*Rows:*
......

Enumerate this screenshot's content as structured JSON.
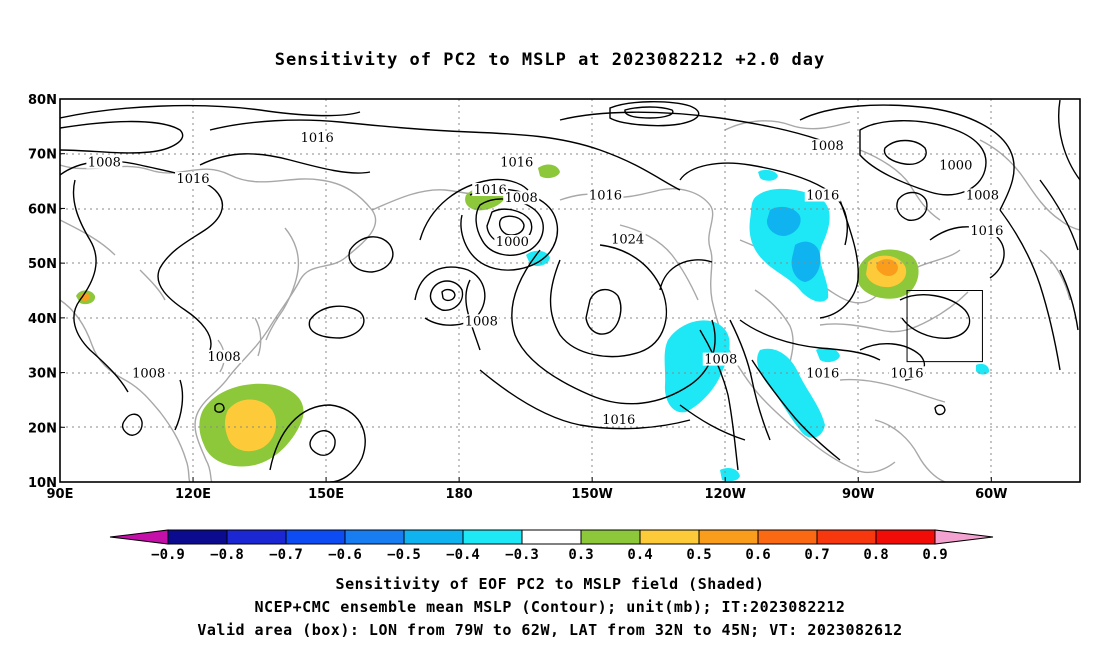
{
  "title": "Sensitivity of PC2 to MSLP at 2023082212 +2.0 day",
  "map": {
    "lon_labels": [
      "90E",
      "120E",
      "150E",
      "180",
      "150W",
      "120W",
      "90W",
      "60W"
    ],
    "lat_labels": [
      "80N",
      "70N",
      "60N",
      "50N",
      "40N",
      "30N",
      "20N",
      "10N"
    ],
    "contour_labels": [
      {
        "text": "1016",
        "lon": 148,
        "lat": 72.5
      },
      {
        "text": "1016",
        "lon": -167,
        "lat": 68
      },
      {
        "text": "1008",
        "lon": 100,
        "lat": 68
      },
      {
        "text": "1016",
        "lon": 120,
        "lat": 65
      },
      {
        "text": "1016",
        "lon": -173,
        "lat": 63
      },
      {
        "text": "1008",
        "lon": -166,
        "lat": 61.5
      },
      {
        "text": "1016",
        "lon": -147,
        "lat": 62
      },
      {
        "text": "1000",
        "lon": -168,
        "lat": 53.5
      },
      {
        "text": "1024",
        "lon": -142,
        "lat": 54
      },
      {
        "text": "1008",
        "lon": -175,
        "lat": 39
      },
      {
        "text": "1008",
        "lon": -97,
        "lat": 71
      },
      {
        "text": "1000",
        "lon": -68,
        "lat": 67.5
      },
      {
        "text": "1016",
        "lon": -98,
        "lat": 62
      },
      {
        "text": "1008",
        "lon": -62,
        "lat": 62
      },
      {
        "text": "1016",
        "lon": -61,
        "lat": 55.5
      },
      {
        "text": "1008",
        "lon": -121,
        "lat": 32
      },
      {
        "text": "1016",
        "lon": -98,
        "lat": 29.5
      },
      {
        "text": "1016",
        "lon": -79,
        "lat": 29.5
      },
      {
        "text": "1016",
        "lon": -144,
        "lat": 21
      },
      {
        "text": "1008",
        "lon": 127,
        "lat": 32.5
      },
      {
        "text": "1008",
        "lon": 110,
        "lat": 29.5
      }
    ],
    "valid_box": {
      "lon_west": -79,
      "lon_east": -62,
      "lat_south": 32,
      "lat_north": 45
    }
  },
  "colorbar": {
    "labels": [
      "−0.9",
      "−0.8",
      "−0.7",
      "−0.6",
      "−0.5",
      "−0.4",
      "−0.3",
      "0.3",
      "0.4",
      "0.5",
      "0.6",
      "0.7",
      "0.8",
      "0.9"
    ],
    "colors": [
      "#0b0b8f",
      "#1c27d4",
      "#0d4cf2",
      "#177df0",
      "#0fb3f0",
      "#1ee8f5",
      "#ffffff",
      "#8cc83a",
      "#fdcb3a",
      "#fb9d1c",
      "#fb6a12",
      "#f7370e",
      "#f20c08"
    ],
    "low_arrow_color": "#c40fa8",
    "high_arrow_color": "#f4a3d0"
  },
  "captions": [
    "Sensitivity of EOF PC2 to MSLP field (Shaded)",
    "NCEP+CMC ensemble mean MSLP (Contour); unit(mb); IT:2023082212",
    "Valid area (box): LON from 79W to 62W, LAT from 32N to 45N; VT: 2023082612"
  ]
}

......

*Given exercise:* Every record above should be transcribed exactly; the pictures stay out of the copy.

*Output of the exercise:*
Enumerate this screenshot's content as structured JSON.
{
  "title": "Sensitivity of PC2 to MSLP at 2023082212 +2.0 day",
  "map": {
    "lon_labels": [
      "90E",
      "120E",
      "150E",
      "180",
      "150W",
      "120W",
      "90W",
      "60W"
    ],
    "lat_labels": [
      "80N",
      "70N",
      "60N",
      "50N",
      "40N",
      "30N",
      "20N",
      "10N"
    ],
    "contour_labels": [
      {
        "text": "1016",
        "lon": 148,
        "lat": 72.5
      },
      {
        "text": "1016",
        "lon": -167,
        "lat": 68
      },
      {
        "text": "1008",
        "lon": 100,
        "lat": 68
      },
      {
        "text": "1016",
        "lon": 120,
        "lat": 65
      },
      {
        "text": "1016",
        "lon": -173,
        "lat": 63
      },
      {
        "text": "1008",
        "lon": -166,
        "lat": 61.5
      },
      {
        "text": "1016",
        "lon": -147,
        "lat": 62
      },
      {
        "text": "1000",
        "lon": -168,
        "lat": 53.5
      },
      {
        "text": "1024",
        "lon": -142,
        "lat": 54
      },
      {
        "text": "1008",
        "lon": -175,
        "lat": 39
      },
      {
        "text": "1008",
        "lon": -97,
        "lat": 71
      },
      {
        "text": "1000",
        "lon": -68,
        "lat": 67.5
      },
      {
        "text": "1016",
        "lon": -98,
        "lat": 62
      },
      {
        "text": "1008",
        "lon": -62,
        "lat": 62
      },
      {
        "text": "1016",
        "lon": -61,
        "lat": 55.5
      },
      {
        "text": "1008",
        "lon": -121,
        "lat": 32
      },
      {
        "text": "1016",
        "lon": -98,
        "lat": 29.5
      },
      {
        "text": "1016",
        "lon": -79,
        "lat": 29.5
      },
      {
        "text": "1016",
        "lon": -144,
        "lat": 21
      },
      {
        "text": "1008",
        "lon": 127,
        "lat": 32.5
      },
      {
        "text": "1008",
        "lon": 110,
        "lat": 29.5
      }
    ],
    "valid_box": {
      "lon_west": -79,
      "lon_east": -62,
      "lat_south": 32,
      "lat_north": 45
    }
  },
  "colorbar": {
    "labels": [
      "−0.9",
      "−0.8",
      "−0.7",
      "−0.6",
      "−0.5",
      "−0.4",
      "−0.3",
      "0.3",
      "0.4",
      "0.5",
      "0.6",
      "0.7",
      "0.8",
      "0.9"
    ],
    "colors": [
      "#0b0b8f",
      "#1c27d4",
      "#0d4cf2",
      "#177df0",
      "#0fb3f0",
      "#1ee8f5",
      "#ffffff",
      "#8cc83a",
      "#fdcb3a",
      "#fb9d1c",
      "#fb6a12",
      "#f7370e",
      "#f20c08"
    ],
    "low_arrow_color": "#c40fa8",
    "high_arrow_color": "#f4a3d0"
  },
  "captions": [
    "Sensitivity of EOF PC2 to MSLP field (Shaded)",
    "NCEP+CMC ensemble mean MSLP (Contour); unit(mb); IT:2023082212",
    "Valid area (box): LON from 79W to 62W, LAT from 32N to 45N; VT: 2023082612"
  ]
}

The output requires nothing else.